**Data listing**
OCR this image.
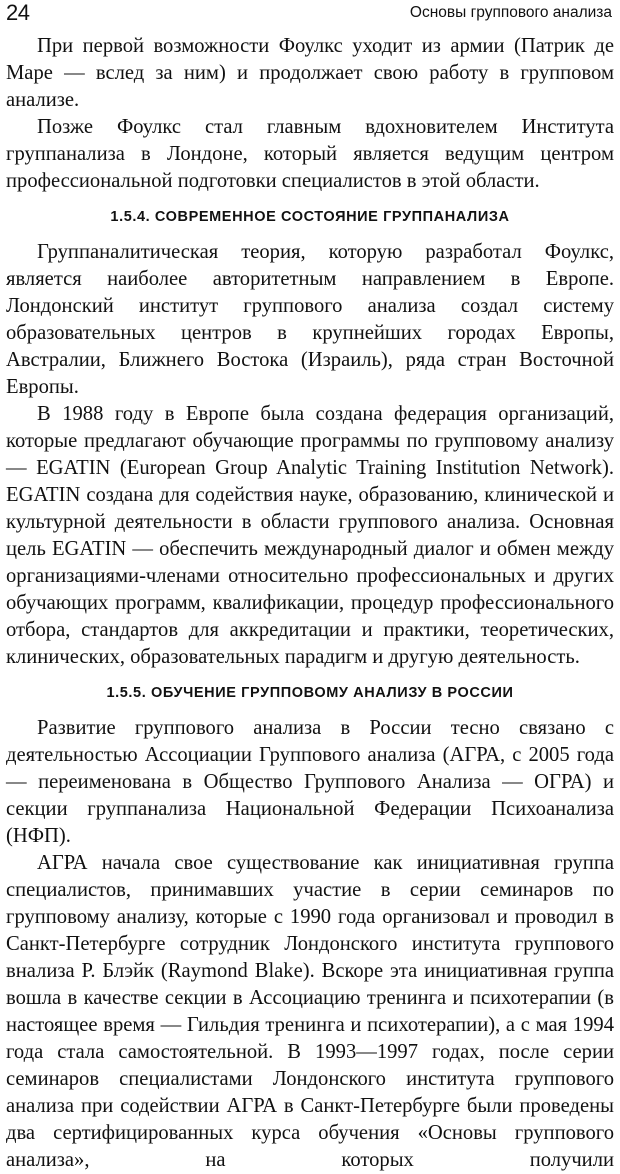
24	Основы группового анализа

При первой возможности Фоулкс уходит из армии (Патрик де Маре — вслед за ним) и продолжает свою работу в групповом анализе.

Позже Фоулкс стал главным вдохновителем Института группанализа в Лондоне, который является ведущим центром профессиональной подготовки специалистов в этой области.

1.5.4. СОВРЕМЕННОЕ СОСТОЯНИЕ ГРУППАНАЛИЗА

Группаналитическая теория, которую разработал Фоулкс, является наиболее авторитетным направлением в Европе. Лондонский институт группового анализа создал систему образовательных центров в крупнейших городах Европы, Австралии, Ближнего Востока (Израиль), ряда стран Восточной Европы.

В 1988 году в Европе была создана федерация организаций, которые предлагают обучающие программы по групповому анализу — EGATIN (European Group Analytic Training Institution Network). EGATIN создана для содействия науке, образованию, клинической и культурной деятельности в области группового анализа. Основная цель EGATIN — обеспечить международный диалог и обмен между организациями-членами относительно профессиональных и других обучающих программ, квалификации, процедур профессионального отбора, стандартов для аккредитации и практики, теоретических, клинических, образовательных парадигм и другую деятельность.

1.5.5. ОБУЧЕНИЕ ГРУППОВОМУ АНАЛИЗУ В РОССИИ

Развитие группового анализа в России тесно связано с деятельностью Ассоциации Группового анализа (АГРА, с 2005 года — переименована в Общество Группового Анализа — ОГРА) и секции группанализа Национальной Федерации Психоанализа (НФП).

АГРА начала свое существование как инициативная группа специалистов, принимавших участие в серии семинаров по групповому анализу, которые с 1990 года организовал и проводил в Санкт-Петербурге сотрудник Лондонского института группового внализа Р. Блэйк (Raymond Blake). Вскоре эта инициативная группа вошла в качестве секции в Ассоциацию тренинга и психотерапии (в настоящее время — Гильдия тренинга и психотерапии), а с мая 1994 года стала самостоятельной. В 1993—1997 годах, после серии семинаров специалистами Лондонского института группового анализа при содействии АГРА в Санкт-Петербурге были проведены два сертифицированных курса обучения «Основы группового анализа», на которых получили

**The problem**
Reproduce every entry word for word, but omit the pictures.

**Written response**
OCR this image.
24	Основы группового анализа

При первой возможности Фоулкс уходит из армии (Патрик де Маре — вслед за ним) и продолжает свою работу в групповом анализе.

Позже Фоулкс стал главным вдохновителем Института группанализа в Лондоне, который является ведущим центром профессиональной подготовки специалистов в этой области.

1.5.4. СОВРЕМЕННОЕ СОСТОЯНИЕ ГРУППАНАЛИЗА

Группаналитическая теория, которую разработал Фоулкс, является наиболее авторитетным направлением в Европе. Лондонский институт группового анализа создал систему образовательных центров в крупнейших городах Европы, Австралии, Ближнего Востока (Израиль), ряда стран Восточной Европы.

В 1988 году в Европе была создана федерация организаций, которые предлагают обучающие программы по групповому анализу — EGATIN (European Group Analytic Training Institution Network). EGATIN создана для содействия науке, образованию, клинической и культурной деятельности в области группового анализа. Основная цель EGATIN — обеспечить международный диалог и обмен между организациями-членами относительно профессиональных и других обучающих программ, квалификации, процедур профессионального отбора, стандартов для аккредитации и практики, теоретических, клинических, образовательных парадигм и другую деятельность.

1.5.5. ОБУЧЕНИЕ ГРУППОВОМУ АНАЛИЗУ В РОССИИ

Развитие группового анализа в России тесно связано с деятельностью Ассоциации Группового анализа (АГРА, с 2005 года — переименована в Общество Группового Анализа — ОГРА) и секции группанализа Национальной Федерации Психоанализа (НФП).

АГРА начала свое существование как инициативная группа специалистов, принимавших участие в серии семинаров по групповому анализу, которые с 1990 года организовал и проводил в Санкт-Петербурге сотрудник Лондонского института группового внализа Р. Блэйк (Raymond Blake). Вскоре эта инициативная группа вошла в качестве секции в Ассоциацию тренинга и психотерапии (в настоящее время — Гильдия тренинга и психотерапии), а с мая 1994 года стала самостоятельной. В 1993—1997 годах, после серии семинаров специалистами Лондонского института группового анализа при содействии АГРА в Санкт-Петербурге были проведены два сертифицированных курса обучения «Основы группового анализа», на которых получили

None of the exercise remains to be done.